(begin)

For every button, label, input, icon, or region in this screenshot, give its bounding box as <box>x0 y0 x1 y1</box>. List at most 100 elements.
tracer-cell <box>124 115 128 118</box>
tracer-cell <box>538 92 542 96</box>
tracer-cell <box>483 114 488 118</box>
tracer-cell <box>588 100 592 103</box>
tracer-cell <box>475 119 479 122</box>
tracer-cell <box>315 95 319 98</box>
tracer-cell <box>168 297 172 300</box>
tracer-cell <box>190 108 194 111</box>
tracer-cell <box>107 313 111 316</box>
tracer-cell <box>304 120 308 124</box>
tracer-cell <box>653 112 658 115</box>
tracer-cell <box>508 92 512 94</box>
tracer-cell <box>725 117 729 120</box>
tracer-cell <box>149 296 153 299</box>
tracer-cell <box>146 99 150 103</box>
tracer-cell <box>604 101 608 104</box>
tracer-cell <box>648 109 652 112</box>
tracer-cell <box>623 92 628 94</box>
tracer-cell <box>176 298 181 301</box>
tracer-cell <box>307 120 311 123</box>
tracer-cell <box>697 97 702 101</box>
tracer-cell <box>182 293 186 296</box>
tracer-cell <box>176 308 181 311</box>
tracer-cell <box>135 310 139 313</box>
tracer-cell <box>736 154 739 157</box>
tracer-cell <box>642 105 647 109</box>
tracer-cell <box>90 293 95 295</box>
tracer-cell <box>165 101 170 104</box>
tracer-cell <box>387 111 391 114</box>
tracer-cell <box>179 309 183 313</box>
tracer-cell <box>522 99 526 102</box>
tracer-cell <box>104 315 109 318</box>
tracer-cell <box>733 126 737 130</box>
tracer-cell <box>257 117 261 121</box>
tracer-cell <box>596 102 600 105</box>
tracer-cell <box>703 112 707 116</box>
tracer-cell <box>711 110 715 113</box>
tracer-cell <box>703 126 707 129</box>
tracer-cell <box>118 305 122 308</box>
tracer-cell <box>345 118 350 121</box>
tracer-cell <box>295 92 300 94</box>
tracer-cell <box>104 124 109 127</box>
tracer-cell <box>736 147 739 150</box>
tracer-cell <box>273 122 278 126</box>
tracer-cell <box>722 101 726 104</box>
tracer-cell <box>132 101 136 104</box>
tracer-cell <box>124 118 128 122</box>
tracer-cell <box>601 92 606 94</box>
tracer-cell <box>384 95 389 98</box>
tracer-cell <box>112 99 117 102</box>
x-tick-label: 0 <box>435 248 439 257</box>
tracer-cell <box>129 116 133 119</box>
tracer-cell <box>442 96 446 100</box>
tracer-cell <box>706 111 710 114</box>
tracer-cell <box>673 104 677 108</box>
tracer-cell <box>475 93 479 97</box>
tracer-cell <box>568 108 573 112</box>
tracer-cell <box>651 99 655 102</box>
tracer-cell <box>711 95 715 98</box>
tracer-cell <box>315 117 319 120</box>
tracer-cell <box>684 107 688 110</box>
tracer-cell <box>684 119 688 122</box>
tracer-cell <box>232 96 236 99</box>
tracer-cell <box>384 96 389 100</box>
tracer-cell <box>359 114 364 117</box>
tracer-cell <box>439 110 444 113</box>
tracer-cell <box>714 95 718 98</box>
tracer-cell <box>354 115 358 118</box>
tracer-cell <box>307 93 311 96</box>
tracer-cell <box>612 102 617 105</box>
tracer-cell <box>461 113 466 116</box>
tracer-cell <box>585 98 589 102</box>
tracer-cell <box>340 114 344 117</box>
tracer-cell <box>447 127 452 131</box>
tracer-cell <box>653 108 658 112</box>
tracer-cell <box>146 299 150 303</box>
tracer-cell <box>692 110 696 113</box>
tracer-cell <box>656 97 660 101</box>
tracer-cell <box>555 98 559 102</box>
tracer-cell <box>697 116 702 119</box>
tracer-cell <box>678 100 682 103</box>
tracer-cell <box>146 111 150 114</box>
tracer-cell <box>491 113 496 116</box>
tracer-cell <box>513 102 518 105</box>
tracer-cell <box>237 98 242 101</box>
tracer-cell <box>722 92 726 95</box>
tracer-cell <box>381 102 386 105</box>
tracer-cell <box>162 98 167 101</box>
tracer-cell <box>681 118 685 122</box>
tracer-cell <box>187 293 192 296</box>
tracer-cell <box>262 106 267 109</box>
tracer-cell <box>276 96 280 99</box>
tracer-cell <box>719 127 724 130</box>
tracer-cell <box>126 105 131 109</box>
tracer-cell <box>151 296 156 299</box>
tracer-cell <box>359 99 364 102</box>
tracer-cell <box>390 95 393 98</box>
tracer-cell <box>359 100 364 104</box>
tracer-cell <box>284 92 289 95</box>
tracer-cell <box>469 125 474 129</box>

(end)

# SHORT TASK
Count how many lines of the listing contain the string "label", matching case exactly, and reply with that number alone.

# CORRECT RESPONSE
2